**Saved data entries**
+ + + + + + +

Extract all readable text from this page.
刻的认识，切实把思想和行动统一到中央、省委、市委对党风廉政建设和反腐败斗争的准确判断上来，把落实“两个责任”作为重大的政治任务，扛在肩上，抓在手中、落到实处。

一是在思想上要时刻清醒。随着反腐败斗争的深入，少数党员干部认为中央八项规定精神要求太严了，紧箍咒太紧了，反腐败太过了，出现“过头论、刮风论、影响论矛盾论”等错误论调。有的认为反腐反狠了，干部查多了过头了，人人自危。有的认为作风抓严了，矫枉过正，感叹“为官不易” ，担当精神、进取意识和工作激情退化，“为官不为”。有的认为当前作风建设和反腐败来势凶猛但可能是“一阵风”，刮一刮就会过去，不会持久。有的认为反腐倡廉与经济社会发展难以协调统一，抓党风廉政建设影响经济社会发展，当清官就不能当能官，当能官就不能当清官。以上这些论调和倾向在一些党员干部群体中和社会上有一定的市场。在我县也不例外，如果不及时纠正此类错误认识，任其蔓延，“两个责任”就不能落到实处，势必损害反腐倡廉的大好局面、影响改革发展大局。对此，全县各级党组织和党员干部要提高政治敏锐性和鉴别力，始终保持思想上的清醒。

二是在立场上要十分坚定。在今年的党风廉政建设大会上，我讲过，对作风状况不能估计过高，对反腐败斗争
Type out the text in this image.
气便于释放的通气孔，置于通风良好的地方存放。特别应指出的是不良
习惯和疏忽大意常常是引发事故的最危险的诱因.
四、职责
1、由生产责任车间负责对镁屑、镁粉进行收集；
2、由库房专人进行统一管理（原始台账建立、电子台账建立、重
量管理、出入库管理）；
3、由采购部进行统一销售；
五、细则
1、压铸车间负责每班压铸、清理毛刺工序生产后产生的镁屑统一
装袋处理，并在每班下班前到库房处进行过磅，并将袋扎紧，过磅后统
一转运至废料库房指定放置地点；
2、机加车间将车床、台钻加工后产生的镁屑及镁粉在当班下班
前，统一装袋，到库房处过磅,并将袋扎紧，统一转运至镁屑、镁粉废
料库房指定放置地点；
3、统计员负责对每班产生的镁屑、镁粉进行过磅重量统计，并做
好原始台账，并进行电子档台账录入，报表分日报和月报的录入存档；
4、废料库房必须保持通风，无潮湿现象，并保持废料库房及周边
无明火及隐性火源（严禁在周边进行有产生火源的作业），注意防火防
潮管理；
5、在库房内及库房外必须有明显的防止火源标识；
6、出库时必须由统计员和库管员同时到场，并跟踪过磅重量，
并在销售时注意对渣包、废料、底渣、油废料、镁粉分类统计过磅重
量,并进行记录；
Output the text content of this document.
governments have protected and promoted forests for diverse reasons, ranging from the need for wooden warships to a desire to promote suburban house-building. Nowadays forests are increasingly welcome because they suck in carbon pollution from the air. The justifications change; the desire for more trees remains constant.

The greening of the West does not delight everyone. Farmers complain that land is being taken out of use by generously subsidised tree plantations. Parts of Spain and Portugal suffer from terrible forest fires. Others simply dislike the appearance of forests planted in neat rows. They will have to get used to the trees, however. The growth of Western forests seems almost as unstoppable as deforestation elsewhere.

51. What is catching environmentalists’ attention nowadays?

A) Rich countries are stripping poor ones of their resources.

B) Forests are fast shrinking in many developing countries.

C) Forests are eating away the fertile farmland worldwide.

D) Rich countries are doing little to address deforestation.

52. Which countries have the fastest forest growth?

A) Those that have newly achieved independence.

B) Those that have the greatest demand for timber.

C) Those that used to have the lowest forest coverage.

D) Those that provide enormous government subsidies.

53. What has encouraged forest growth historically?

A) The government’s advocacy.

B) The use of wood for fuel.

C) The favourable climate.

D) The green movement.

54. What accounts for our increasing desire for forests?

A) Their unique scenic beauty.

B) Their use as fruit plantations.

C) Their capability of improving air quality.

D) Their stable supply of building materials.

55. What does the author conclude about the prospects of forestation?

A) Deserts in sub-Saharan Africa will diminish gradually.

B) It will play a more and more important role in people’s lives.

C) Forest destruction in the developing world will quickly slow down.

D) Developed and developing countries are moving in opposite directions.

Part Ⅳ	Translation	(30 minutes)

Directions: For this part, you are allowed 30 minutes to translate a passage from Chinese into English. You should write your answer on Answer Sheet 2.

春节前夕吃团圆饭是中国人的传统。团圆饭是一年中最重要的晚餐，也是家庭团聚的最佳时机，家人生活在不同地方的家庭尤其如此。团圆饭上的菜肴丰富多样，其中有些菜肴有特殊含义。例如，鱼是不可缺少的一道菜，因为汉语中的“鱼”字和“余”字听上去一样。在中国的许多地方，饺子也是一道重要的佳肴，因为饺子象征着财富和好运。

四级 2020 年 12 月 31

+ + + + + + +

Please give back all of the records exactly as written.

**Solution to the problem**
Extract all readable text from this page.
刻的认识，切实把思想和行动统一到中央、省委、市委对党风廉政建设和反腐败斗争的准确判断上来，把落实“两个责任”作为重大的政治任务，扛在肩上，抓在手中、落到实处。

一是在思想上要时刻清醒。随着反腐败斗争的深入，少数党员干部认为中央八项规定精神要求太严了，紧箍咒太紧了，反腐败太过了，出现“过头论、刮风论、影响论矛盾论”等错误论调。有的认为反腐反狠了，干部查多了过头了，人人自危。有的认为作风抓严了，矫枉过正，感叹“为官不易” ，担当精神、进取意识和工作激情退化，“为官不为”。有的认为当前作风建设和反腐败来势凶猛但可能是“一阵风”，刮一刮就会过去，不会持久。有的认为反腐倡廉与经济社会发展难以协调统一，抓党风廉政建设影响经济社会发展，当清官就不能当能官，当能官就不能当清官。以上这些论调和倾向在一些党员干部群体中和社会上有一定的市场。在我县也不例外，如果不及时纠正此类错误认识，任其蔓延，“两个责任”就不能落到实处，势必损害反腐倡廉的大好局面、影响改革发展大局。对此，全县各级党组织和党员干部要提高政治敏锐性和鉴别力，始终保持思想上的清醒。

二是在立场上要十分坚定。在今年的党风廉政建设大会上，我讲过，对作风状况不能估计过高，对反腐败斗争
Type out the text in this image.
气便于释放的通气孔，置于通风良好的地方存放。特别应指出的是不良
习惯和疏忽大意常常是引发事故的最危险的诱因.
四、职责
1、由生产责任车间负责对镁屑、镁粉进行收集；
2、由库房专人进行统一管理（原始台账建立、电子台账建立、重
量管理、出入库管理）；
3、由采购部进行统一销售；
五、细则
1、压铸车间负责每班压铸、清理毛刺工序生产后产生的镁屑统一
装袋处理，并在每班下班前到库房处进行过磅，并将袋扎紧，过磅后统
一转运至废料库房指定放置地点；
2、机加车间将车床、台钻加工后产生的镁屑及镁粉在当班下班
前，统一装袋，到库房处过磅,并将袋扎紧，统一转运至镁屑、镁粉废
料库房指定放置地点；
3、统计员负责对每班产生的镁屑、镁粉进行过磅重量统计，并做
好原始台账，并进行电子档台账录入，报表分日报和月报的录入存档；
4、废料库房必须保持通风，无潮湿现象，并保持废料库房及周边
无明火及隐性火源（严禁在周边进行有产生火源的作业），注意防火防
潮管理；
5、在库房内及库房外必须有明显的防止火源标识；
6、出库时必须由统计员和库管员同时到场，并跟踪过磅重量，
并在销售时注意对渣包、废料、底渣、油废料、镁粉分类统计过磅重
量,并进行记录；
Output the text content of this document.
governments have protected and promoted forests for diverse reasons, ranging from the need for wooden warships to a desire to promote suburban house-building. Nowadays forests are increasingly welcome because they suck in carbon pollution from the air. The justifications change; the desire for more trees remains constant.

The greening of the West does not delight everyone. Farmers complain that land is being taken out of use by generously subsidised tree plantations. Parts of Spain and Portugal suffer from terrible forest fires. Others simply dislike the appearance of forests planted in neat rows. They will have to get used to the trees, however. The growth of Western forests seems almost as unstoppable as deforestation elsewhere.

51. What is catching environmentalists’ attention nowadays?

A) Rich countries are stripping poor ones of their resources.

B) Forests are fast shrinking in many developing countries.

C) Forests are eating away the fertile farmland worldwide.

D) Rich countries are doing little to address deforestation.

52. Which countries have the fastest forest growth?

A) Those that have newly achieved independence.

B) Those that have the greatest demand for timber.

C) Those that used to have the lowest forest coverage.

D) Those that provide enormous government subsidies.

53. What has encouraged forest growth historically?

A) The government’s advocacy.

B) The use of wood for fuel.

C) The favourable climate.

D) The green movement.

54. What accounts for our increasing desire for forests?

A) Their unique scenic beauty.

B) Their use as fruit plantations.

C) Their capability of improving air quality.

D) Their stable supply of building materials.

55. What does the author conclude about the prospects of forestation?

A) Deserts in sub-Saharan Africa will diminish gradually.

B) It will play a more and more important role in people’s lives.

C) Forest destruction in the developing world will quickly slow down.

D) Developed and developing countries are moving in opposite directions.

Part Ⅳ	Translation	(30 minutes)

Directions: For this part, you are allowed 30 minutes to translate a passage from Chinese into English. You should write your answer on Answer Sheet 2.

春节前夕吃团圆饭是中国人的传统。团圆饭是一年中最重要的晚餐，也是家庭团聚的最佳时机，家人生活在不同地方的家庭尤其如此。团圆饭上的菜肴丰富多样，其中有些菜肴有特殊含义。例如，鱼是不可缺少的一道菜，因为汉语中的“鱼”字和“余”字听上去一样。在中国的许多地方，饺子也是一道重要的佳肴，因为饺子象征着财富和好运。

四级 2020 年 12 月 31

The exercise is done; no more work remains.